[Start of Listed entries]
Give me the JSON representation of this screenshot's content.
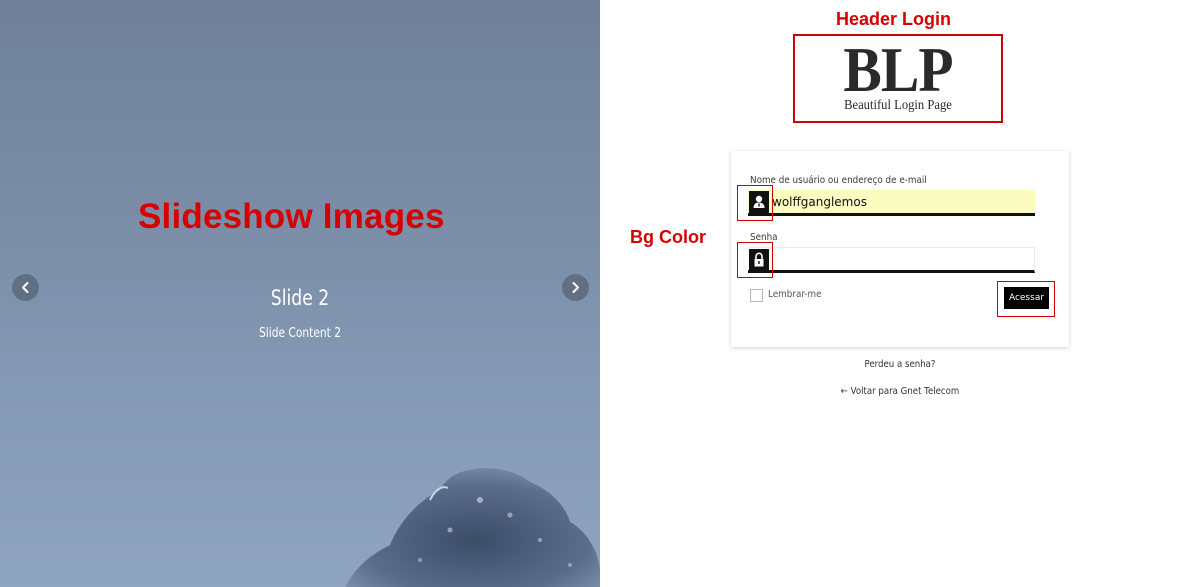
{
  "slideshow": {
    "annotation": "Slideshow Images",
    "slide_title": "Slide 2",
    "slide_content": "Slide Content 2",
    "prev_icon": "chevron-left-icon",
    "next_icon": "chevron-right-icon"
  },
  "annotations": {
    "header_login": "Header Login",
    "bg_color": "Bg Color"
  },
  "logo": {
    "title": "BLP",
    "subtitle": "Beautiful Login Page"
  },
  "login_form": {
    "username_label": "Nome de usuário ou endereço de e-mail",
    "username_value": "wolffganglemos",
    "username_icon": "user-icon",
    "password_label": "Senha",
    "password_value": "",
    "password_icon": "lock-icon",
    "remember_label": "Lembrar-me",
    "submit_label": "Acessar"
  },
  "links": {
    "lost_password": "Perdeu a senha?",
    "back_to_site": "← Voltar para Gnet Telecom"
  },
  "colors": {
    "annotation_red": "#d60000",
    "input_autofill_bg": "#fafcc0",
    "button_bg": "#000000"
  }
}
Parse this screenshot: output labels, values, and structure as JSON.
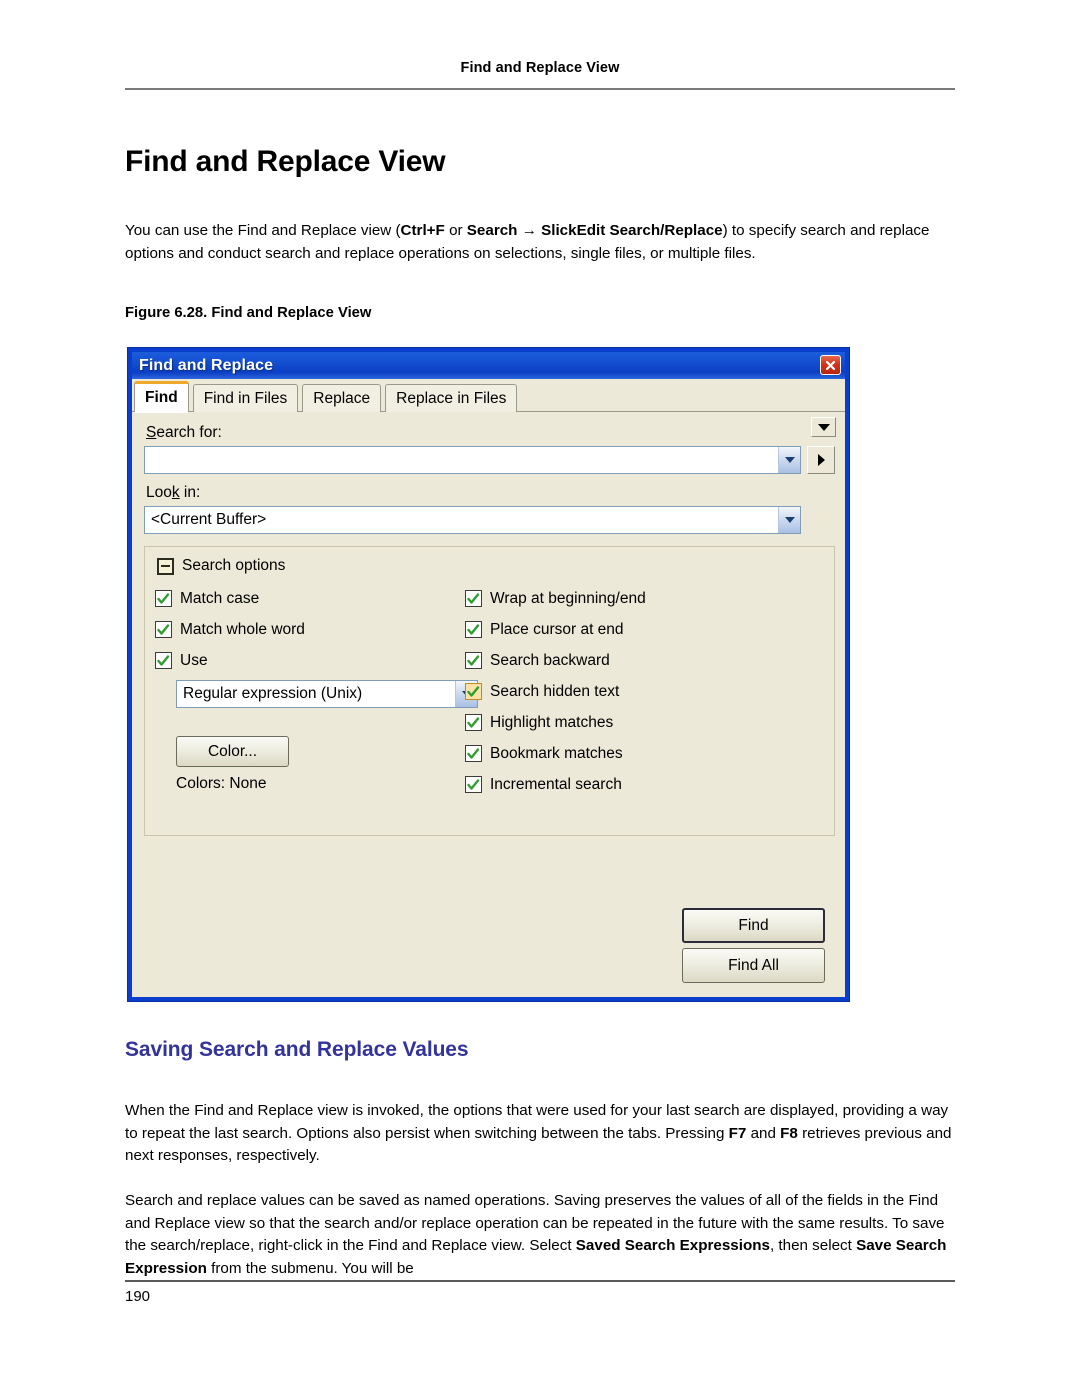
{
  "page": {
    "running_head": "Find and Replace View",
    "title": "Find and Replace View",
    "folio": "190",
    "figure_caption": "Figure 6.28.  Find and Replace View",
    "section_title": "Saving Search and Replace Values",
    "intro_paragraph": {
      "part1": "You can use the Find and Replace view (",
      "bold1": "Ctrl+F",
      "part2": " or ",
      "bold2": "Search",
      "arrow": " → ",
      "bold3": "SlickEdit Search/Replace",
      "part3": ") to specify search and replace options and conduct search and replace operations on selections, single files, or multiple files."
    },
    "paragraph2": {
      "part1": "When the Find and Replace view is invoked, the options that were used for your last search are displayed, providing a way to repeat the last search. Options also persist when switching between the tabs. Pressing ",
      "bold1": "F7",
      "part2": " and ",
      "bold2": "F8",
      "part3": " retrieves previous and next responses, respectively."
    },
    "paragraph3": {
      "part1": "Search and replace values can be saved as named operations. Saving preserves the values of all of the fields in the Find and Replace view so that the search and/or replace operation can be repeated in the future with the same results. To save the search/replace, right-click in the Find and Replace view. Select ",
      "bold1": "Saved Search Expressions",
      "part2": ", then select ",
      "bold2": "Save Search Expression",
      "part3": " from the submenu. You will be"
    }
  },
  "dialog": {
    "title": "Find and Replace",
    "close_icon": "close-icon",
    "collapse_arrow_icon": "chevron-down-icon",
    "tabs": [
      {
        "label": "Find",
        "active": true
      },
      {
        "label": "Find in Files",
        "active": false
      },
      {
        "label": "Replace",
        "active": false
      },
      {
        "label": "Replace in Files",
        "active": false
      }
    ],
    "search_for": {
      "label_pre": "S",
      "label_post": "earch for:",
      "value": "",
      "dropdown_icon": "chevron-down-icon",
      "more_button_icon": "play-right-icon"
    },
    "look_in": {
      "label_pre": "Loo",
      "label_mid": "k",
      "label_post": " in:",
      "value": "<Current Buffer>",
      "dropdown_icon": "chevron-down-icon"
    },
    "search_options": {
      "group_title": "Search options",
      "collapse_icon": "minus-box-icon",
      "left_checkboxes": [
        {
          "label": "Match case",
          "checked": true,
          "hot": false
        },
        {
          "label": "Match whole word",
          "checked": true,
          "hot": false
        },
        {
          "label": "Use",
          "checked": true,
          "hot": false
        }
      ],
      "regex_combo": {
        "value": "Regular expression (Unix)",
        "dropdown_icon": "chevron-down-icon"
      },
      "color_button": "Color...",
      "colors_status": "Colors: None",
      "right_checkboxes": [
        {
          "label": "Wrap at beginning/end",
          "checked": true,
          "hot": false
        },
        {
          "label": "Place cursor at end",
          "checked": true,
          "hot": false
        },
        {
          "label": "Search backward",
          "checked": true,
          "hot": false
        },
        {
          "label": "Search hidden text",
          "checked": true,
          "hot": true
        },
        {
          "label": "Highlight matches",
          "checked": true,
          "hot": false
        },
        {
          "label": "Bookmark matches",
          "checked": true,
          "hot": false
        },
        {
          "label": "Incremental search",
          "checked": true,
          "hot": false
        }
      ]
    },
    "buttons": {
      "find": "Find",
      "find_all": "Find All"
    },
    "colors": {
      "titlebar_blue": "#0c3fc4",
      "frame_blue": "#0a3fce",
      "client_face": "#ece9d8",
      "active_tab_accent": "#f0a82a",
      "close_red": "#d2351c",
      "check_green": "#2f9e2f"
    }
  },
  "theme": {
    "section_heading_color": "#33339c",
    "rule_color": "#7a7a7a"
  }
}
[End of Listed entries]
▶ [Written exercise] Transcribe the records word for word and include no pictures.

▶ [The output]
Give me the JSON representation of this screenshot's content.
{
  "slideshow": {
    "annotation": "Slideshow Images",
    "slide_title": "Slide 2",
    "slide_content": "Slide Content 2",
    "prev_icon": "chevron-left-icon",
    "next_icon": "chevron-right-icon"
  },
  "annotations": {
    "header_login": "Header Login",
    "bg_color": "Bg Color"
  },
  "logo": {
    "title": "BLP",
    "subtitle": "Beautiful Login Page"
  },
  "login_form": {
    "username_label": "Nome de usuário ou endereço de e-mail",
    "username_value": "wolffganglemos",
    "username_icon": "user-icon",
    "password_label": "Senha",
    "password_value": "",
    "password_icon": "lock-icon",
    "remember_label": "Lembrar-me",
    "submit_label": "Acessar"
  },
  "links": {
    "lost_password": "Perdeu a senha?",
    "back_to_site": "← Voltar para Gnet Telecom"
  },
  "colors": {
    "annotation_red": "#d60000",
    "input_autofill_bg": "#fafcc0",
    "button_bg": "#000000"
  }
}
Parse this screenshot: output labels, values, and structure as JSON.
{
  "page": {
    "running_head": "Find and Replace View",
    "title": "Find and Replace View",
    "folio": "190",
    "figure_caption": "Figure 6.28.  Find and Replace View",
    "section_title": "Saving Search and Replace Values",
    "intro_paragraph": {
      "part1": "You can use the Find and Replace view (",
      "bold1": "Ctrl+F",
      "part2": " or ",
      "bold2": "Search",
      "arrow": " → ",
      "bold3": "SlickEdit Search/Replace",
      "part3": ") to specify search and replace options and conduct search and replace operations on selections, single files, or multiple files."
    },
    "paragraph2": {
      "part1": "When the Find and Replace view is invoked, the options that were used for your last search are displayed, providing a way to repeat the last search. Options also persist when switching between the tabs. Pressing ",
      "bold1": "F7",
      "part2": " and ",
      "bold2": "F8",
      "part3": " retrieves previous and next responses, respectively."
    },
    "paragraph3": {
      "part1": "Search and replace values can be saved as named operations. Saving preserves the values of all of the fields in the Find and Replace view so that the search and/or replace operation can be repeated in the future with the same results. To save the search/replace, right-click in the Find and Replace view. Select ",
      "bold1": "Saved Search Expressions",
      "part2": ", then select ",
      "bold2": "Save Search Expression",
      "part3": " from the submenu. You will be"
    }
  },
  "dialog": {
    "title": "Find and Replace",
    "close_icon": "close-icon",
    "collapse_arrow_icon": "chevron-down-icon",
    "tabs": [
      {
        "label": "Find",
        "active": true
      },
      {
        "label": "Find in Files",
        "active": false
      },
      {
        "label": "Replace",
        "active": false
      },
      {
        "label": "Replace in Files",
        "active": false
      }
    ],
    "search_for": {
      "label_pre": "S",
      "label_post": "earch for:",
      "value": "",
      "dropdown_icon": "chevron-down-icon",
      "more_button_icon": "play-right-icon"
    },
    "look_in": {
      "label_pre": "Loo",
      "label_mid": "k",
      "label_post": " in:",
      "value": "<Current Buffer>",
      "dropdown_icon": "chevron-down-icon"
    },
    "search_options": {
      "group_title": "Search options",
      "collapse_icon": "minus-box-icon",
      "left_checkboxes": [
        {
          "label": "Match case",
          "checked": true,
          "hot": false
        },
        {
          "label": "Match whole word",
          "checked": true,
          "hot": false
        },
        {
          "label": "Use",
          "checked": true,
          "hot": false
        }
      ],
      "regex_combo": {
        "value": "Regular expression (Unix)",
        "dropdown_icon": "chevron-down-icon"
      },
      "color_button": "Color...",
      "colors_status": "Colors: None",
      "right_checkboxes": [
        {
          "label": "Wrap at beginning/end",
          "checked": true,
          "hot": false
        },
        {
          "label": "Place cursor at end",
          "checked": true,
          "hot": false
        },
        {
          "label": "Search backward",
          "checked": true,
          "hot": false
        },
        {
          "label": "Search hidden text",
          "checked": true,
          "hot": true
        },
        {
          "label": "Highlight matches",
          "checked": true,
          "hot": false
        },
        {
          "label": "Bookmark matches",
          "checked": true,
          "hot": false
        },
        {
          "label": "Incremental search",
          "checked": true,
          "hot": false
        }
      ]
    },
    "buttons": {
      "find": "Find",
      "find_all": "Find All"
    },
    "colors": {
      "titlebar_blue": "#0c3fc4",
      "frame_blue": "#0a3fce",
      "client_face": "#ece9d8",
      "active_tab_accent": "#f0a82a",
      "close_red": "#d2351c",
      "check_green": "#2f9e2f"
    }
  },
  "theme": {
    "section_heading_color": "#33339c",
    "rule_color": "#7a7a7a"
  }
}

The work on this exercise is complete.